# Material to process
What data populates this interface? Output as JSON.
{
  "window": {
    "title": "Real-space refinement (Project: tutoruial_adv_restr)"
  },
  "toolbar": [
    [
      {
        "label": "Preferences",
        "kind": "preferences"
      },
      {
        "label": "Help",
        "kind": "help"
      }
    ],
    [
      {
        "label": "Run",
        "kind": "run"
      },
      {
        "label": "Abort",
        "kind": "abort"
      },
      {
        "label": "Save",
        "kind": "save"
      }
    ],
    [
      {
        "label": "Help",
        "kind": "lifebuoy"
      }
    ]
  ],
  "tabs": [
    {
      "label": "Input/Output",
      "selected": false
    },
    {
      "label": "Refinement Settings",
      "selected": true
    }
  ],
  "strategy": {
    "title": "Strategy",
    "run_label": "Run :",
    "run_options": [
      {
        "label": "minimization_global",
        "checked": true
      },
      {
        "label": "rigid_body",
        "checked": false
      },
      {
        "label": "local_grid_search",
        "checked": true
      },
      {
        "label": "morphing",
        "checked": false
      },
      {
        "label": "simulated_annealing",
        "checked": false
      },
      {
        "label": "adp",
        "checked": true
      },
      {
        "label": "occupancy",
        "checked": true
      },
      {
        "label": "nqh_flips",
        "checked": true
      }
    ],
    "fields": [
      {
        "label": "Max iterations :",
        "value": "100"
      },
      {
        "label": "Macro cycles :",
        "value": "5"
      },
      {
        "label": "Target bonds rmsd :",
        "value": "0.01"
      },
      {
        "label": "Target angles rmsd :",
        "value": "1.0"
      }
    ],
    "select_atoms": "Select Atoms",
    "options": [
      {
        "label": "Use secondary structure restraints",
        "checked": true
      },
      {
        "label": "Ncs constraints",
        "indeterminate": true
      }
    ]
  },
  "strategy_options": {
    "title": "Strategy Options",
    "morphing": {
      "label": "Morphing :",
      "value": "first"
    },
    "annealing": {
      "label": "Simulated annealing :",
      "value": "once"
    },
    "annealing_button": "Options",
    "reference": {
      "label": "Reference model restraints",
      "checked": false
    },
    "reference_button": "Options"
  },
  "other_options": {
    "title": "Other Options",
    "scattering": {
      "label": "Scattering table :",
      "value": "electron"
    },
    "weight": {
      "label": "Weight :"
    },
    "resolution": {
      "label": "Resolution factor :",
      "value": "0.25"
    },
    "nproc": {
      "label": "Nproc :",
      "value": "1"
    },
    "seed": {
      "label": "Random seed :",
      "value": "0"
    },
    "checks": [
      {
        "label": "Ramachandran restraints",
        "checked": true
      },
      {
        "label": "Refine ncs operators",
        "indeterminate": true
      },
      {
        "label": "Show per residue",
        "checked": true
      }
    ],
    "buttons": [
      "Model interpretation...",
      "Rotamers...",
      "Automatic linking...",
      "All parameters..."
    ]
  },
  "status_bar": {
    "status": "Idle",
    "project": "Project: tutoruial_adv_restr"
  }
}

# Given task
Pick out and copy every line that contains the word "rmsd".

# Reply to the exercise
        "label": "Target bonds rmsd :",
        "label": "Target angles rmsd :",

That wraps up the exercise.